start WORKING DATA

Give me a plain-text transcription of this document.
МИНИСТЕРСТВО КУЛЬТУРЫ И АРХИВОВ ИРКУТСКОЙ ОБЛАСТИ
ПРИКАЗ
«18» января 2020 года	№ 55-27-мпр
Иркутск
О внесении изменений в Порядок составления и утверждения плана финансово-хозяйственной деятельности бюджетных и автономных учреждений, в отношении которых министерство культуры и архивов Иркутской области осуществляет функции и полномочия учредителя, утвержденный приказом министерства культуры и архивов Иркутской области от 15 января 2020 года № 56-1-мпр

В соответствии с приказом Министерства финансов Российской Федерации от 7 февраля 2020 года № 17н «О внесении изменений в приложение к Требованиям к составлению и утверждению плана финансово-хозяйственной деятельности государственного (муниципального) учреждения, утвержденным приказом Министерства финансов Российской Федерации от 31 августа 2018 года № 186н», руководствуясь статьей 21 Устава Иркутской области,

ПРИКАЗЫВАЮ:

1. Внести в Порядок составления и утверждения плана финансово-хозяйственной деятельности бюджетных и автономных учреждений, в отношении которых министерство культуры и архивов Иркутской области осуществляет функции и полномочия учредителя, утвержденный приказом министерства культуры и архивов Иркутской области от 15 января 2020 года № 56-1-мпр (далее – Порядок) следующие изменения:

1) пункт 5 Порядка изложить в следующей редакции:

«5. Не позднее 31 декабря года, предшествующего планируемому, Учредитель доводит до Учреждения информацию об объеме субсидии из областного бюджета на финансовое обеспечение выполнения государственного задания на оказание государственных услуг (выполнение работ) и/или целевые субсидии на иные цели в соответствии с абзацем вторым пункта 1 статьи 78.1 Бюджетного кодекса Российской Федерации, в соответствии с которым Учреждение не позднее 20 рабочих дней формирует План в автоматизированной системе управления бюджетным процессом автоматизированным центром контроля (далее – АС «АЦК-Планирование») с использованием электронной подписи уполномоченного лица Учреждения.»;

end WORKING DATA

WHAT THE TASK REQUIRES:
Print the material above once more, exactly.

TASK ANSWER:
Give me a plain-text transcription of this document.
МИНИСТЕРСТВО КУЛЬТУРЫ И АРХИВОВ ИРКУТСКОЙ ОБЛАСТИ
ПРИКАЗ
«18» января 2020 года	№ 55-27-мпр
Иркутск
О внесении изменений в Порядок составления и утверждения плана финансово-хозяйственной деятельности бюджетных и автономных учреждений, в отношении которых министерство культуры и архивов Иркутской области осуществляет функции и полномочия учредителя, утвержденный приказом министерства культуры и архивов Иркутской области от 15 января 2020 года № 56-1-мпр

В соответствии с приказом Министерства финансов Российской Федерации от 7 февраля 2020 года № 17н «О внесении изменений в приложение к Требованиям к составлению и утверждению плана финансово-хозяйственной деятельности государственного (муниципального) учреждения, утвержденным приказом Министерства финансов Российской Федерации от 31 августа 2018 года № 186н», руководствуясь статьей 21 Устава Иркутской области,

ПРИКАЗЫВАЮ:

1. Внести в Порядок составления и утверждения плана финансово-хозяйственной деятельности бюджетных и автономных учреждений, в отношении которых министерство культуры и архивов Иркутской области осуществляет функции и полномочия учредителя, утвержденный приказом министерства культуры и архивов Иркутской области от 15 января 2020 года № 56-1-мпр (далее – Порядок) следующие изменения:

1) пункт 5 Порядка изложить в следующей редакции:

«5. Не позднее 31 декабря года, предшествующего планируемому, Учредитель доводит до Учреждения информацию об объеме субсидии из областного бюджета на финансовое обеспечение выполнения государственного задания на оказание государственных услуг (выполнение работ) и/или целевые субсидии на иные цели в соответствии с абзацем вторым пункта 1 статьи 78.1 Бюджетного кодекса Российской Федерации, в соответствии с которым Учреждение не позднее 20 рабочих дней формирует План в автоматизированной системе управления бюджетным процессом автоматизированным центром контроля (далее – АС «АЦК-Планирование») с использованием электронной подписи уполномоченного лица Учреждения.»;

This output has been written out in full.